▶ _What is being asked_
Reproduce everything from the line containing "title-line-2: АЖЛЫН БАЙР" down to the line containing "rank-3-2-label: 3.2. Албан", with both of those lines included.

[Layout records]
+++

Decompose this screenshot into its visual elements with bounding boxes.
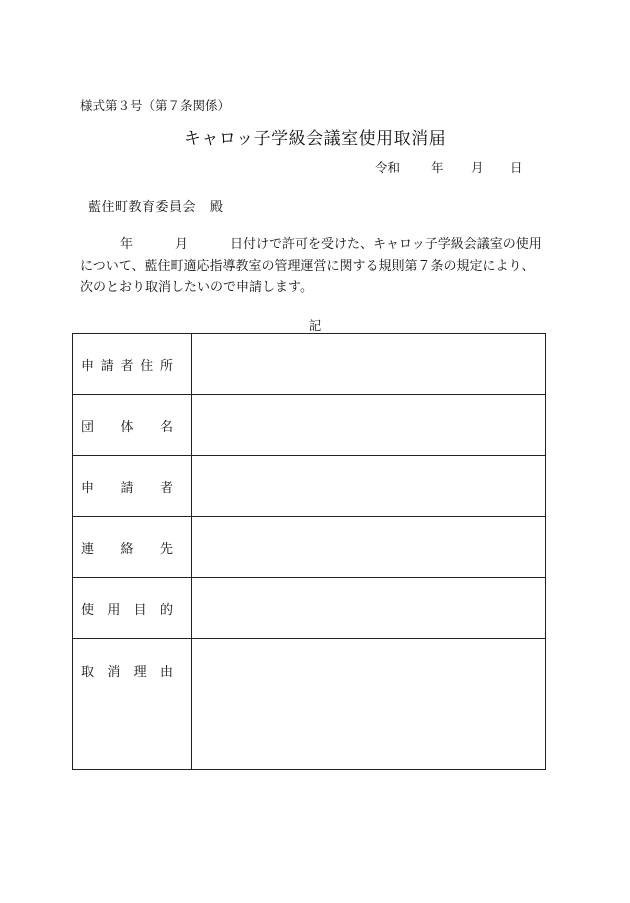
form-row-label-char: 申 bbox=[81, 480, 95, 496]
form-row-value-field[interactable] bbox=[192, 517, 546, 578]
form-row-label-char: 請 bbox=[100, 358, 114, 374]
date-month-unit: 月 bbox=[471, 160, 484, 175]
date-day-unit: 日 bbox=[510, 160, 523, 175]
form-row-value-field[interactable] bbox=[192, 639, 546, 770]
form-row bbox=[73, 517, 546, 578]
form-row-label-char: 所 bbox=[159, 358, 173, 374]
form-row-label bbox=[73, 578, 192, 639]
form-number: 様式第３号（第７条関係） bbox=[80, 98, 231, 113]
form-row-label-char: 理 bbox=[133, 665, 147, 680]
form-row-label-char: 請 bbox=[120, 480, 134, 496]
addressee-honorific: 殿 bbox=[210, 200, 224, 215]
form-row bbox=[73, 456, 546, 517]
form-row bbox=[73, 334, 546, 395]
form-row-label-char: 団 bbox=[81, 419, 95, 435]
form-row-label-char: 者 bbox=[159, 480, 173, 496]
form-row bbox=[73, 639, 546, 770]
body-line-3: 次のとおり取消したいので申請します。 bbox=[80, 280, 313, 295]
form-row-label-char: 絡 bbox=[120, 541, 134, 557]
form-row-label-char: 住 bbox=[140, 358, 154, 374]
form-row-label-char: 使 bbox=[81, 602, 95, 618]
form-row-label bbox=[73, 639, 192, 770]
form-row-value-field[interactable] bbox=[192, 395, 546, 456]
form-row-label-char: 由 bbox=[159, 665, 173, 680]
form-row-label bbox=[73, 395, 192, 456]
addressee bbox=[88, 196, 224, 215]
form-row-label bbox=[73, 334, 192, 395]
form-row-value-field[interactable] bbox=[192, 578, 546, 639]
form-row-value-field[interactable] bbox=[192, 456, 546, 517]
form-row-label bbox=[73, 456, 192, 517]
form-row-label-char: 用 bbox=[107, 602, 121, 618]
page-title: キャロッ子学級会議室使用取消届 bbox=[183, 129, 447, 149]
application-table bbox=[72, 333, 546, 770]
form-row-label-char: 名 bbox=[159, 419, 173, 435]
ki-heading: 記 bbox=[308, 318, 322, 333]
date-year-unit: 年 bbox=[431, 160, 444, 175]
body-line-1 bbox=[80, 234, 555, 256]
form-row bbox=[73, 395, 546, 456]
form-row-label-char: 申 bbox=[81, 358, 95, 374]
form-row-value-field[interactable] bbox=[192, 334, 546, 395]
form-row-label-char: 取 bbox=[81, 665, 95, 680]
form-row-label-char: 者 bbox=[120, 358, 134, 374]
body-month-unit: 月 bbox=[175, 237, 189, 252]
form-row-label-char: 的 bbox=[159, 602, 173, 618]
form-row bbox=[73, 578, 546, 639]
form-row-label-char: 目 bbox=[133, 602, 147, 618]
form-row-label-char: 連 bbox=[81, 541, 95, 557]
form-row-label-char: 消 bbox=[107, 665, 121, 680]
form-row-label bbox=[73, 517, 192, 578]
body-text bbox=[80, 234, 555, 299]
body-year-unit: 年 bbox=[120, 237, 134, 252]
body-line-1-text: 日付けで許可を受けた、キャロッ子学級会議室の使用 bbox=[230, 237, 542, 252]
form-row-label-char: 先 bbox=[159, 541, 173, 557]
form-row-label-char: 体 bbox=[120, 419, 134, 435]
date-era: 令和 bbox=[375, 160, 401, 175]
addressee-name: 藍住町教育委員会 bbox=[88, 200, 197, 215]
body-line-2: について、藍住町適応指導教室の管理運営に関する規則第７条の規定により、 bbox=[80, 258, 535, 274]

+++

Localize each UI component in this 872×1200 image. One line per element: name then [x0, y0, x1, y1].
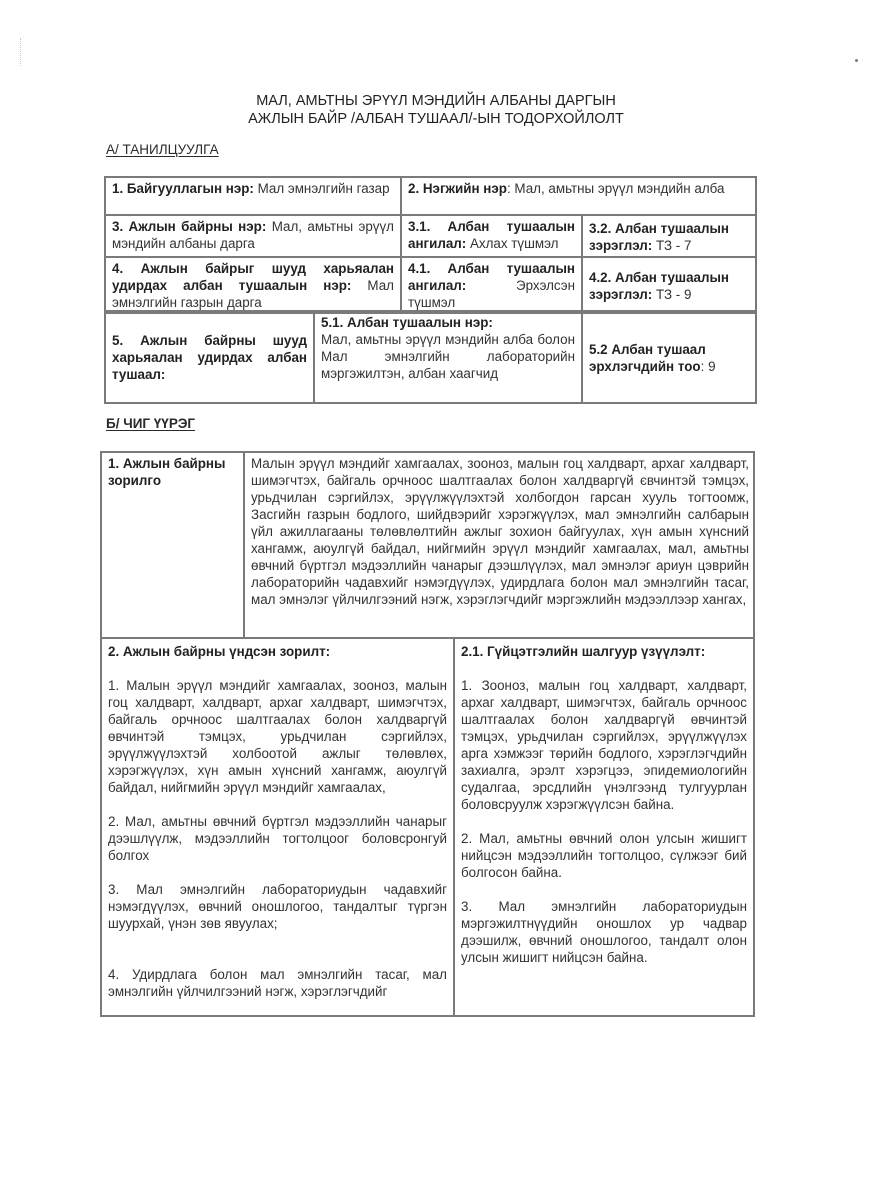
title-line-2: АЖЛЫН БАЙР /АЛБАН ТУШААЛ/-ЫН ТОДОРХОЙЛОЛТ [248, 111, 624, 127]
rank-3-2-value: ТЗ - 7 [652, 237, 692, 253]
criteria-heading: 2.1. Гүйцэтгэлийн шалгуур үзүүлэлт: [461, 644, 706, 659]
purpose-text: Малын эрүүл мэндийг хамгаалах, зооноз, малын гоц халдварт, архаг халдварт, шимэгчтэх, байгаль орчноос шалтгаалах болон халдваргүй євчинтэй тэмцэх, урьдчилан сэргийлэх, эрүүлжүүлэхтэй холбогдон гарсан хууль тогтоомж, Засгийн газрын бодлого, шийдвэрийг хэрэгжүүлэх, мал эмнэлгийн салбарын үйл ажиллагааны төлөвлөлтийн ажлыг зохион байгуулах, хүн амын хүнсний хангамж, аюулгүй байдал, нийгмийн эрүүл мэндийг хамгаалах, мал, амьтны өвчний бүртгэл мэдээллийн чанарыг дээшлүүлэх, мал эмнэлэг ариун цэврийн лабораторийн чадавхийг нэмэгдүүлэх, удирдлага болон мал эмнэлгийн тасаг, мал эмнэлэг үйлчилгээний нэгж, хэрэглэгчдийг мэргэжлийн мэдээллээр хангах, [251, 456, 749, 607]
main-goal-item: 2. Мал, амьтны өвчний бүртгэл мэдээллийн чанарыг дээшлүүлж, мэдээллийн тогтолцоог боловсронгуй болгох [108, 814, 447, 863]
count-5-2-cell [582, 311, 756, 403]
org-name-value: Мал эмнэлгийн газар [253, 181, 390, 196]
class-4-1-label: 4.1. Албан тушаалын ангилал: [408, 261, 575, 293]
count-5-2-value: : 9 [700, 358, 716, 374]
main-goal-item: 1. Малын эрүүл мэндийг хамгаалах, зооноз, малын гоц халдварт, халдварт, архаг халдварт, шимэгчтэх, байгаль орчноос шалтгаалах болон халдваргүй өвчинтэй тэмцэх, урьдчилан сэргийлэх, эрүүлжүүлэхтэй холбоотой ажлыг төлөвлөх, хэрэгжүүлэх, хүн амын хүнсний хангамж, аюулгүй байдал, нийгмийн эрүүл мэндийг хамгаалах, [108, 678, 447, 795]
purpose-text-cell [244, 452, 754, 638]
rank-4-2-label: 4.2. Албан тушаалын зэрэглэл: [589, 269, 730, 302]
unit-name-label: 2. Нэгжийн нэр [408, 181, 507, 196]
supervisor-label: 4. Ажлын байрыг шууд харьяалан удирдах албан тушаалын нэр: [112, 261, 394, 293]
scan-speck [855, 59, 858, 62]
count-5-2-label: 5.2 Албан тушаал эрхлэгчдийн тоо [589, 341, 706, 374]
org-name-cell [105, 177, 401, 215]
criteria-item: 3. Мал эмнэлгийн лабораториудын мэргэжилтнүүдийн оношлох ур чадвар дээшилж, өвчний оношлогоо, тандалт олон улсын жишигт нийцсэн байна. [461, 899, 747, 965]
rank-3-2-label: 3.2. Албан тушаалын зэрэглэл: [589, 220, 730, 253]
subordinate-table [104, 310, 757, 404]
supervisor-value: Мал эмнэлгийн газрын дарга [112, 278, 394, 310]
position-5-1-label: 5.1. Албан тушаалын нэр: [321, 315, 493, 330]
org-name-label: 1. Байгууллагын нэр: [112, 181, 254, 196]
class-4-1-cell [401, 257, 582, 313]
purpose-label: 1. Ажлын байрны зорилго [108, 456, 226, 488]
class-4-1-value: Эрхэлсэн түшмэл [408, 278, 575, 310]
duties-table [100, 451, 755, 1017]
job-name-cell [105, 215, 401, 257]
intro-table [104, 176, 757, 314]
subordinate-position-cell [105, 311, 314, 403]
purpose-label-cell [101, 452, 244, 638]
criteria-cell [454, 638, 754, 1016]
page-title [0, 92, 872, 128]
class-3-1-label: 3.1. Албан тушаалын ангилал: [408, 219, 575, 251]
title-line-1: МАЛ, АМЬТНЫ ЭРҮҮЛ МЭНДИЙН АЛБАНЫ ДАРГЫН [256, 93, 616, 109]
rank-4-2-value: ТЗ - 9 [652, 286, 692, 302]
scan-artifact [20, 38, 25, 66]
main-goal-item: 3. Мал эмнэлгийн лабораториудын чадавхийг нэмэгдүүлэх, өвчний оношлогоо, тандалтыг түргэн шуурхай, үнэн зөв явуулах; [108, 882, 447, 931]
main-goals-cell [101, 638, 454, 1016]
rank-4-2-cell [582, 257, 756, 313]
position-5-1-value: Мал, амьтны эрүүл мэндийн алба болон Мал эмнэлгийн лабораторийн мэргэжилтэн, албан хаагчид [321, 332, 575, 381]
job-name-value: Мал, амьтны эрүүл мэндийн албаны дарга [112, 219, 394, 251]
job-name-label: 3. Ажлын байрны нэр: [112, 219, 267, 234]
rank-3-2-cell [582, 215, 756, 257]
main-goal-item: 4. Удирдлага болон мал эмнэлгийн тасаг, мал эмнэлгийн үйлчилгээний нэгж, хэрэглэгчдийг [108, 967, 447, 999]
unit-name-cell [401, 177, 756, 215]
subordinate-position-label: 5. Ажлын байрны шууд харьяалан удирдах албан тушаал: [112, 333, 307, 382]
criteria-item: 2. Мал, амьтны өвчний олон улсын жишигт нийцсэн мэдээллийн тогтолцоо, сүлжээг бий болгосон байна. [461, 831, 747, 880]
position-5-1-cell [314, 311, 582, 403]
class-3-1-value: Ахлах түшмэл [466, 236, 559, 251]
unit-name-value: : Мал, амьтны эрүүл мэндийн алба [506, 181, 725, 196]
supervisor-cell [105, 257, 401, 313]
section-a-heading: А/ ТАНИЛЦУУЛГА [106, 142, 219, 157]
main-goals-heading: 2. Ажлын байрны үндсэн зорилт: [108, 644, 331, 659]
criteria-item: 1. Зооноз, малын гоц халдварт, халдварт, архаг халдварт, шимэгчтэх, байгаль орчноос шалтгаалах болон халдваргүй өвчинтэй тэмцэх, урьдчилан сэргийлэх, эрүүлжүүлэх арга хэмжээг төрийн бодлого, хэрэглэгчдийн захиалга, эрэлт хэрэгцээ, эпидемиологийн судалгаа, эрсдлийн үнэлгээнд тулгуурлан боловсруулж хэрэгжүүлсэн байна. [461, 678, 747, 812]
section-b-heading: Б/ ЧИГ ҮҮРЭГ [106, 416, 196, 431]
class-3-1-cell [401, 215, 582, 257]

+++

▶ _Answer to this problem_
title-line-2: АЖЛЫН БАЙР /АЛБАН ТУШААЛ/-ЫН ТОДОРХОЙЛОЛТ [248, 111, 624, 127]
rank-3-2-value: ТЗ - 7 [652, 237, 692, 253]
criteria-heading: 2.1. Гүйцэтгэлийн шалгуур үзүүлэлт: [461, 644, 706, 659]
purpose-text: Малын эрүүл мэндийг хамгаалах, зооноз, малын гоц халдварт, архаг халдварт, шимэгчтэх, байгаль орчноос шалтгаалах болон халдваргүй євчинтэй тэмцэх, урьдчилан сэргийлэх, эрүүлжүүлэхтэй холбогдон гарсан хууль тогтоомж, Засгийн газрын бодлого, шийдвэрийг хэрэгжүүлэх, мал эмнэлгийн салбарын үйл ажиллагааны төлөвлөлтийн ажлыг зохион байгуулах, хүн амын хүнсний хангамж, аюулгүй байдал, нийгмийн эрүүл мэндийг хамгаалах, мал, амьтны өвчний бүртгэл мэдээллийн чанарыг дээшлүүлэх, мал эмнэлэг ариун цэврийн лабораторийн чадавхийг нэмэгдүүлэх, удирдлага болон мал эмнэлгийн тасаг, мал эмнэлэг үйлчилгээний нэгж, хэрэглэгчдийг мэргэжлийн мэдээллээр хангах, [251, 456, 749, 607]
main-goal-item: 2. Мал, амьтны өвчний бүртгэл мэдээллийн чанарыг дээшлүүлж, мэдээллийн тогтолцоог боловсронгуй болгох [108, 814, 447, 863]
count-5-2-cell [582, 311, 756, 403]
org-name-value: Мал эмнэлгийн газар [253, 181, 390, 196]
class-4-1-label: 4.1. Албан тушаалын ангилал: [408, 261, 575, 293]
count-5-2-value: : 9 [700, 358, 716, 374]
main-goal-item: 1. Малын эрүүл мэндийг хамгаалах, зооноз, малын гоц халдварт, халдварт, архаг халдварт, шимэгчтэх, байгаль орчноос шалтгаалах болон халдваргүй өвчинтэй тэмцэх, урьдчилан сэргийлэх, эрүүлжүүлэхтэй холбоотой ажлыг төлөвлөх, хэрэгжүүлэх, хүн амын хүнсний хангамж, аюулгүй байдал, нийгмийн эрүүл мэндийг хамгаалах, [108, 678, 447, 795]
purpose-text-cell [244, 452, 754, 638]
rank-4-2-label: 4.2. Албан тушаалын зэрэглэл: [589, 269, 730, 302]
unit-name-label: 2. Нэгжийн нэр [408, 181, 507, 196]
supervisor-label: 4. Ажлын байрыг шууд харьяалан удирдах албан тушаалын нэр: [112, 261, 394, 293]
scan-speck [855, 59, 858, 62]
count-5-2-label: 5.2 Албан тушаал эрхлэгчдийн тоо [589, 341, 706, 374]
org-name-cell [105, 177, 401, 215]
criteria-item: 3. Мал эмнэлгийн лабораториудын мэргэжилтнүүдийн оношлох ур чадвар дээшилж, өвчний оношлогоо, тандалт олон улсын жишигт нийцсэн байна. [461, 899, 747, 965]
rank-3-2-label: 3.2. Албан тушаалын зэрэглэл: [589, 220, 730, 253]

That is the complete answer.